Provided records »
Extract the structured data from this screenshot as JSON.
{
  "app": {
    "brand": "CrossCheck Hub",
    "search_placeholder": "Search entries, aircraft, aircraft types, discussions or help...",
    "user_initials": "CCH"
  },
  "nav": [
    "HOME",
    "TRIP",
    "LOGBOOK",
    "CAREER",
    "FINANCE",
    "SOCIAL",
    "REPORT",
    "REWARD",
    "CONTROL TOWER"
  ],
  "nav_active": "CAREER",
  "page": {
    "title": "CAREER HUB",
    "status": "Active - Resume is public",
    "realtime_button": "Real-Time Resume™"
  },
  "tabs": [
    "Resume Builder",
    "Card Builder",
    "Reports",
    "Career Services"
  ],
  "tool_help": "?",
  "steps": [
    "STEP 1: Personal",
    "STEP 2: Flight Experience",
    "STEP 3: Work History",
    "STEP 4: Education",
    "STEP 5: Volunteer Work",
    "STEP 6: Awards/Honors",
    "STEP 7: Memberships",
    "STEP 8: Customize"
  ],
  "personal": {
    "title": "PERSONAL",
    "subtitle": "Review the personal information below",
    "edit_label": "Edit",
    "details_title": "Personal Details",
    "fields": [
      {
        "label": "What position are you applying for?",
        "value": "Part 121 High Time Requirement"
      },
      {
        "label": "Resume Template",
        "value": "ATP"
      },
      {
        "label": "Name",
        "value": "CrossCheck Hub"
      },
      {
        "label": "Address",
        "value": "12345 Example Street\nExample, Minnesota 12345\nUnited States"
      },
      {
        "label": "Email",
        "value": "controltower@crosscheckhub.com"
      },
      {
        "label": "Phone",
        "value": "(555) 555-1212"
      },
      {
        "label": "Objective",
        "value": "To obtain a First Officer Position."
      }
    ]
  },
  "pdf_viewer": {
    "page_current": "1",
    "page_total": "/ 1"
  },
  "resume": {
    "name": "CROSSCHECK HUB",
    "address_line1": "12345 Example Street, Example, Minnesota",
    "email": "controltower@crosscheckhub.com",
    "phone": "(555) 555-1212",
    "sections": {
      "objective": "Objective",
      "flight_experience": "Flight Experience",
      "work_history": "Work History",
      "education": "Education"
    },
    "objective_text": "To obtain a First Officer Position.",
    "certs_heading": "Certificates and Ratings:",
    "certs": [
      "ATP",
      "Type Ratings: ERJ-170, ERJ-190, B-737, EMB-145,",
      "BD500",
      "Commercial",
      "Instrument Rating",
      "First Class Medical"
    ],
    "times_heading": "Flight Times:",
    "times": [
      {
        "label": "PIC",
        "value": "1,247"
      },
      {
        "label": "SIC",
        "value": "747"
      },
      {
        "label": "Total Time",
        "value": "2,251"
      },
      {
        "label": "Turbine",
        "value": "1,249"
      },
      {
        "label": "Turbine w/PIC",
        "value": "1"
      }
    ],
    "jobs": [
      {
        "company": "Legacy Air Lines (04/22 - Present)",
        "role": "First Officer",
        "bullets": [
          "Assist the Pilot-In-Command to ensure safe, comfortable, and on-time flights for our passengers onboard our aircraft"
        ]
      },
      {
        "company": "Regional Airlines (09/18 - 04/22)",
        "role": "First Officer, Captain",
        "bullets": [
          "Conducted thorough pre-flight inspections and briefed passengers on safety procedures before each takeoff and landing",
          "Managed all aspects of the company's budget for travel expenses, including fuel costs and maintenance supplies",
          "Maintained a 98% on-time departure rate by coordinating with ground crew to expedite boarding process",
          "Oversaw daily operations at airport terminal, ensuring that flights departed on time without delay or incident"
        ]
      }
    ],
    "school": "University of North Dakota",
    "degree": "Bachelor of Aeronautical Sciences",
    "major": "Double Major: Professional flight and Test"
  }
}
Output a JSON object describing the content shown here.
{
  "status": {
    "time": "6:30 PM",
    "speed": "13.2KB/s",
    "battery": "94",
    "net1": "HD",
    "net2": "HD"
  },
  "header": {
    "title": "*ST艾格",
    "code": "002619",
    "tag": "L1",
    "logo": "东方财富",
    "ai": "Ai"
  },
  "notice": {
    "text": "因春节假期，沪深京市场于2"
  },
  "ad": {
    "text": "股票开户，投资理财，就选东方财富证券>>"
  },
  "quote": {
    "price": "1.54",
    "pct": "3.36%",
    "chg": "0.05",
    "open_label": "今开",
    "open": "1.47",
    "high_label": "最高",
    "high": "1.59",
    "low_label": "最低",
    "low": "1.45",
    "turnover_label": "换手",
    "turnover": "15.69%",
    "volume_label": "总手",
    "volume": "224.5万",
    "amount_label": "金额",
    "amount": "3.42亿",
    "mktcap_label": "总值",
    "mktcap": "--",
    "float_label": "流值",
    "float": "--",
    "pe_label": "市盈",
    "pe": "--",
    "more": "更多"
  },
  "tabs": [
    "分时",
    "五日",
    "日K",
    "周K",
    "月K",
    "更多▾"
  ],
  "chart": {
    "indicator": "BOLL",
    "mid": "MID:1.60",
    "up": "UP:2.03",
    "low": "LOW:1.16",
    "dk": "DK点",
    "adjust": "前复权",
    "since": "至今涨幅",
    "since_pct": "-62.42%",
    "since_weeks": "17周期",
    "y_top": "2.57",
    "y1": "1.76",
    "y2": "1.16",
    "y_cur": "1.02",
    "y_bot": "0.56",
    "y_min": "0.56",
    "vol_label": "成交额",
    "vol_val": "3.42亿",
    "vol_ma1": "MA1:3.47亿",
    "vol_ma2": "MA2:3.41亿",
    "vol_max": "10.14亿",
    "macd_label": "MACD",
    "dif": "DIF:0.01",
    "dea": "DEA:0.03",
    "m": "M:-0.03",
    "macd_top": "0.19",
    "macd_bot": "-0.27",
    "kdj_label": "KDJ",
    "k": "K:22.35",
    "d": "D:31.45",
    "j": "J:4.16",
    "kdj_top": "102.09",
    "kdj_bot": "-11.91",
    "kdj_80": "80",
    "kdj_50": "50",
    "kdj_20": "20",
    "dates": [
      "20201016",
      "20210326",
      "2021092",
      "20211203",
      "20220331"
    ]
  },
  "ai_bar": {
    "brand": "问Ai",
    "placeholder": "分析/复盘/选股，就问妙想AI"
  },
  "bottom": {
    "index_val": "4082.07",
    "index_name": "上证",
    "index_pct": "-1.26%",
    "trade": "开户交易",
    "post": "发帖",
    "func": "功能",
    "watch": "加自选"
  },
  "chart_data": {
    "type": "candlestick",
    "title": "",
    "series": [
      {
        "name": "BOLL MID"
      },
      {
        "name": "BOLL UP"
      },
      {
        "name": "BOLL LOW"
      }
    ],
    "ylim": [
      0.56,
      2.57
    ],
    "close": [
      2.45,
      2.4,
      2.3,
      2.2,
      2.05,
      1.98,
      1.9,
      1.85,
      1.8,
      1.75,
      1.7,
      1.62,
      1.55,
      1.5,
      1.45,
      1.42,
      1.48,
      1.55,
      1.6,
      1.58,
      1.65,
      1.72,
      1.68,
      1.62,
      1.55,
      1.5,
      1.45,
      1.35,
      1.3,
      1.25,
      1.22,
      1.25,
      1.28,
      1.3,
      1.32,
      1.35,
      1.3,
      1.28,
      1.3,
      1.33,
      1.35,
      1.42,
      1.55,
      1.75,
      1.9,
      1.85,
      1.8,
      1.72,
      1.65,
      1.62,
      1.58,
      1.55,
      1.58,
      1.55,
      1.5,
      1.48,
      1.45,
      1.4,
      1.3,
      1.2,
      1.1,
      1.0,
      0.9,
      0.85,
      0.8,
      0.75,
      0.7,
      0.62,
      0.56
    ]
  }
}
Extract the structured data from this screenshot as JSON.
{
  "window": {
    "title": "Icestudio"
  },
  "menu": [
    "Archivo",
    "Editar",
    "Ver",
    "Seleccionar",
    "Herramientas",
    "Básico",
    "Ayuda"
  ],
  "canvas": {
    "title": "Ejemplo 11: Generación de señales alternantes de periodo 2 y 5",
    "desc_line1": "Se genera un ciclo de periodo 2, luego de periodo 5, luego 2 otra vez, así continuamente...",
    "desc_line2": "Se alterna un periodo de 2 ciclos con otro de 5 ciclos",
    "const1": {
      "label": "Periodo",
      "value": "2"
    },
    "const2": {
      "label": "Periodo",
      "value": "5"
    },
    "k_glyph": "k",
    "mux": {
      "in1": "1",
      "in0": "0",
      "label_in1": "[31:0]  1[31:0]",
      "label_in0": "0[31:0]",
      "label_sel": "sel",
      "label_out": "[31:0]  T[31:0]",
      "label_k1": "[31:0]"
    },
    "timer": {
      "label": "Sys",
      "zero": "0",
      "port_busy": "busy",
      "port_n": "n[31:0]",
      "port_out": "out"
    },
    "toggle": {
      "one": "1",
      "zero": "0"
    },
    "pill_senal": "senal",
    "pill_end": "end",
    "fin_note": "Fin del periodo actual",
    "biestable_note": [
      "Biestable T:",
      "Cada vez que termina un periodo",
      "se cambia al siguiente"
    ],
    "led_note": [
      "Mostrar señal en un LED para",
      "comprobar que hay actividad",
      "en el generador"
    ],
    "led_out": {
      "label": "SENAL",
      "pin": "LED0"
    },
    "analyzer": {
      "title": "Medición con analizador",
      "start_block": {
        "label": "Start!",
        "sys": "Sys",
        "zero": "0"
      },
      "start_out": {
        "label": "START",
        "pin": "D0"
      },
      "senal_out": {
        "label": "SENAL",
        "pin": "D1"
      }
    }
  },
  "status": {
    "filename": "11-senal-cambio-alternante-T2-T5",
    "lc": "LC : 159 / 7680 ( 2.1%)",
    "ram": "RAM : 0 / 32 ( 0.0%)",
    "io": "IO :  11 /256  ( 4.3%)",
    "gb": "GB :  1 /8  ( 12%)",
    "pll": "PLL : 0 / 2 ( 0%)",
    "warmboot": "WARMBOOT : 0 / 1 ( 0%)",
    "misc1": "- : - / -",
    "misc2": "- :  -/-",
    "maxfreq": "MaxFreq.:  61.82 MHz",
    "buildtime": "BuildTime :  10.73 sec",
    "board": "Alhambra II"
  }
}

Problem statement »
The lines to collect are those holding the string "Street"; copy them all.

Solved exercise »
        "value": "12345 Example Street\nExample, Minnesota 12345\nUnited States"
    "address_line1": "12345 Example Street, Example, Minnesota",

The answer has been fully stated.